*Objective*
Copy the records below exactly, leaving out every picture.

(Stored data)
*-*-*
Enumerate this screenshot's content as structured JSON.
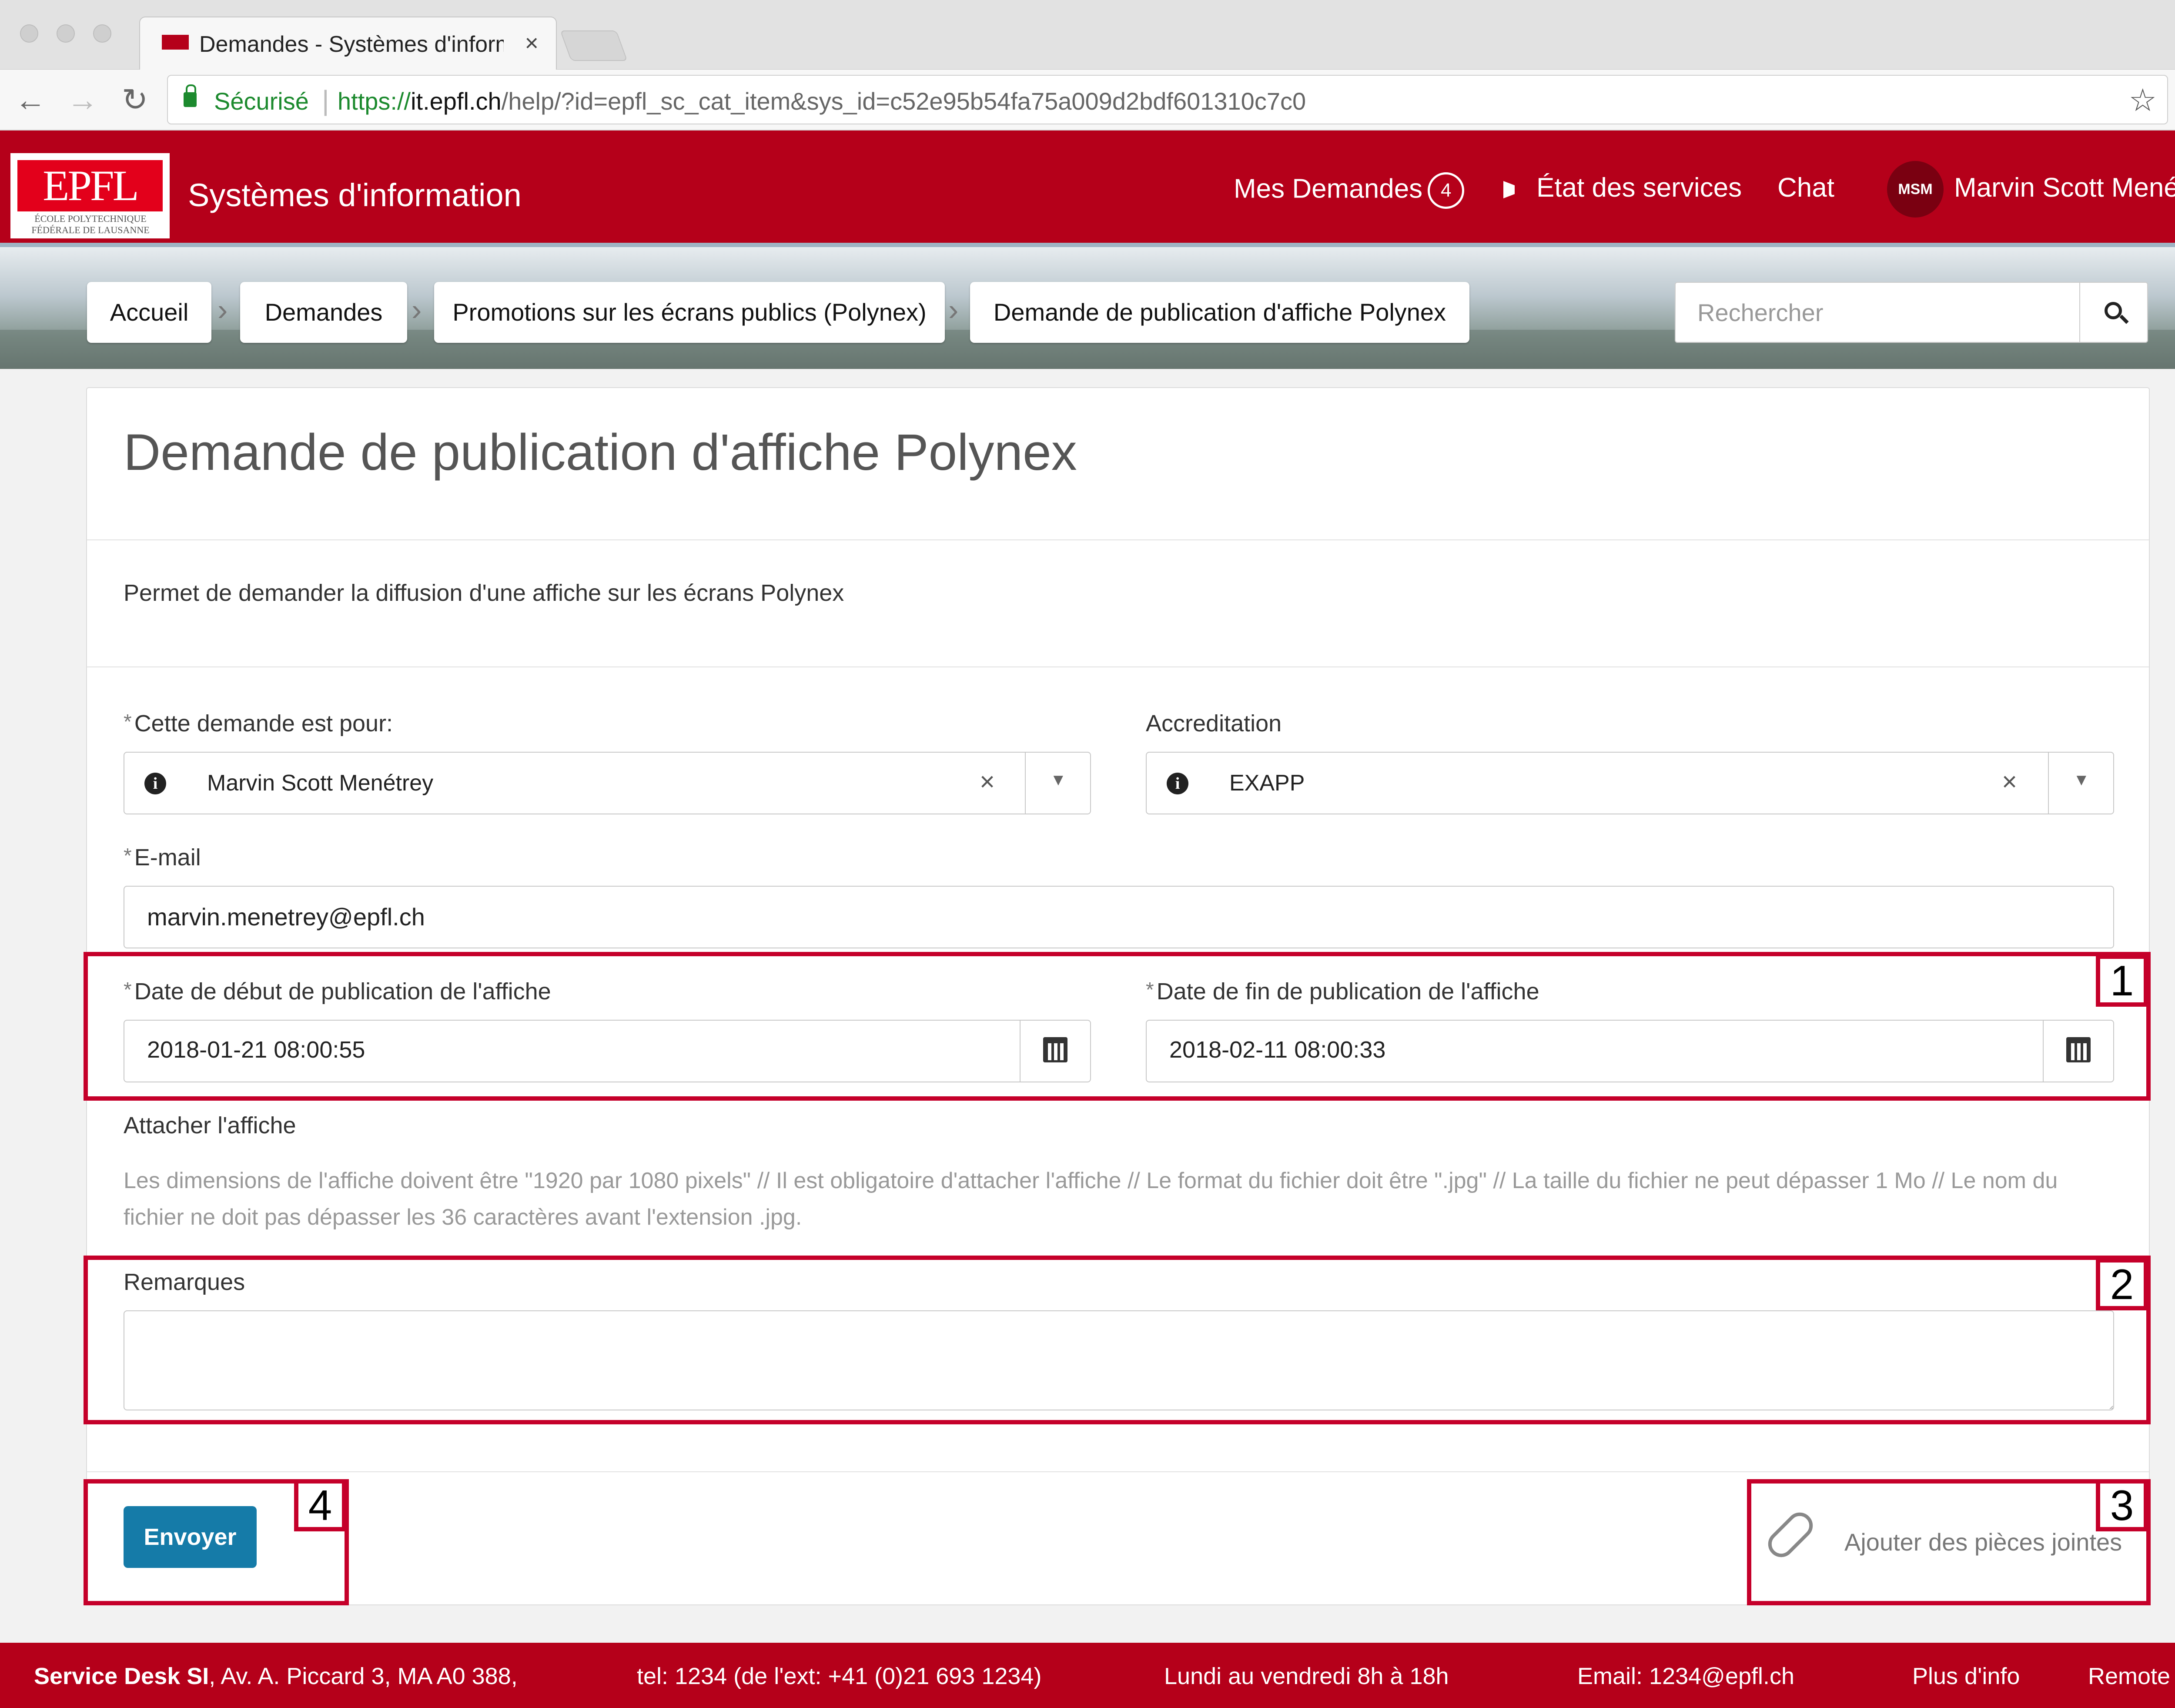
{
  "browser": {
    "tab_title": "Demandes - Systèmes d'inform",
    "close_glyph": "×",
    "secure_label": "Sécurisé",
    "url_proto": "https://",
    "url_host": "it.epfl.ch",
    "url_path": "/help/?id=epfl_sc_cat_item&sys_id=c52e95b54fa75a009d2bdf601310c7c0",
    "back_glyph": "←",
    "forward_glyph": "→",
    "reload_glyph": "↻",
    "star_glyph": "☆",
    "menu_glyph": "⋮"
  },
  "header": {
    "logo_text": "EPFL",
    "logo_subtext": "ÉCOLE POLYTECHNIQUE FÉDÉRALE DE LAUSANNE",
    "site_title": "Systèmes d'information",
    "nav": {
      "requests_label": "Mes Demandes",
      "requests_count": "4",
      "status_label": "État des services",
      "chat_label": "Chat",
      "user_initials": "MSM",
      "user_name": "Marvin Scott Menétrey"
    }
  },
  "breadcrumb": {
    "items": [
      "Accueil",
      "Demandes",
      "Promotions sur les écrans publics (Polynex)",
      "Demande de publication d'affiche Polynex"
    ],
    "separator": "›",
    "search_placeholder": "Rechercher"
  },
  "form": {
    "title": "Demande de publication d'affiche Polynex",
    "description": "Permet de demander la diffusion d'une affiche sur les écrans Polynex",
    "required_mark": "*",
    "requested_for": {
      "label": "Cette demande est pour:",
      "value": "Marvin Scott Menétrey"
    },
    "accreditation": {
      "label": "Accreditation",
      "value": "EXAPP"
    },
    "clear_glyph": "×",
    "dropdown_glyph": "▼",
    "info_glyph": "i",
    "email": {
      "label": "E-mail",
      "value": "marvin.menetrey@epfl.ch"
    },
    "start_date": {
      "label": "Date de début de publication de l'affiche",
      "value": "2018-01-21 08:00:55"
    },
    "end_date": {
      "label": "Date de fin de publication de l'affiche",
      "value": "2018-02-11 08:00:33"
    },
    "attach": {
      "label": "Attacher l'affiche",
      "help": "Les dimensions de l'affiche doivent être \"1920 par 1080 pixels\" // Il est obligatoire d'attacher l'affiche // Le format du fichier doit être \".jpg\" // La taille du fichier ne peut dépasser 1 Mo // Le nom du fichier ne doit pas dépasser les 36 caractères avant l'extension .jpg."
    },
    "remarks": {
      "label": "Remarques",
      "value": ""
    },
    "submit_label": "Envoyer",
    "attachments_label": "Ajouter des pièces jointes"
  },
  "annotations": [
    "1",
    "2",
    "3",
    "4"
  ],
  "footer": {
    "service_desk_bold": "Service Desk SI",
    "address": ", Av. A. Piccard 3, MA A0 388,",
    "phone": "tel: 1234 (de l'ext: +41 (0)21 693 1234)",
    "hours": "Lundi au vendredi 8h à 18h",
    "email": "Email: 1234@epfl.ch",
    "more_info": "Plus d'info",
    "remote": "Remote contr"
  }
}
*-*-*
*Reply*
Enumerate this screenshot's content as structured JSON.
{
  "browser": {
    "tab_title": "Demandes - Systèmes d'inform",
    "close_glyph": "×",
    "secure_label": "Sécurisé",
    "url_proto": "https://",
    "url_host": "it.epfl.ch",
    "url_path": "/help/?id=epfl_sc_cat_item&sys_id=c52e95b54fa75a009d2bdf601310c7c0",
    "back_glyph": "←",
    "forward_glyph": "→",
    "reload_glyph": "↻",
    "star_glyph": "☆",
    "menu_glyph": "⋮"
  },
  "header": {
    "logo_text": "EPFL",
    "logo_subtext": "ÉCOLE POLYTECHNIQUE FÉDÉRALE DE LAUSANNE",
    "site_title": "Systèmes d'information",
    "nav": {
      "requests_label": "Mes Demandes",
      "requests_count": "4",
      "status_label": "État des services",
      "chat_label": "Chat",
      "user_initials": "MSM",
      "user_name": "Marvin Scott Menétrey"
    }
  },
  "breadcrumb": {
    "items": [
      "Accueil",
      "Demandes",
      "Promotions sur les écrans publics (Polynex)",
      "Demande de publication d'affiche Polynex"
    ],
    "separator": "›",
    "search_placeholder": "Rechercher"
  },
  "form": {
    "title": "Demande de publication d'affiche Polynex",
    "description": "Permet de demander la diffusion d'une affiche sur les écrans Polynex",
    "required_mark": "*",
    "requested_for": {
      "label": "Cette demande est pour:",
      "value": "Marvin Scott Menétrey"
    },
    "accreditation": {
      "label": "Accreditation",
      "value": "EXAPP"
    },
    "clear_glyph": "×",
    "dropdown_glyph": "▼",
    "info_glyph": "i",
    "email": {
      "label": "E-mail",
      "value": "marvin.menetrey@epfl.ch"
    },
    "start_date": {
      "label": "Date de début de publication de l'affiche",
      "value": "2018-01-21 08:00:55"
    },
    "end_date": {
      "label": "Date de fin de publication de l'affiche",
      "value": "2018-02-11 08:00:33"
    },
    "attach": {
      "label": "Attacher l'affiche",
      "help": "Les dimensions de l'affiche doivent être \"1920 par 1080 pixels\" // Il est obligatoire d'attacher l'affiche // Le format du fichier doit être \".jpg\" // La taille du fichier ne peut dépasser 1 Mo // Le nom du fichier ne doit pas dépasser les 36 caractères avant l'extension .jpg."
    },
    "remarks": {
      "label": "Remarques",
      "value": ""
    },
    "submit_label": "Envoyer",
    "attachments_label": "Ajouter des pièces jointes"
  },
  "annotations": [
    "1",
    "2",
    "3",
    "4"
  ],
  "footer": {
    "service_desk_bold": "Service Desk SI",
    "address": ", Av. A. Piccard 3, MA A0 388,",
    "phone": "tel: 1234 (de l'ext: +41 (0)21 693 1234)",
    "hours": "Lundi au vendredi 8h à 18h",
    "email": "Email: 1234@epfl.ch",
    "more_info": "Plus d'info",
    "remote": "Remote contr"
  }
}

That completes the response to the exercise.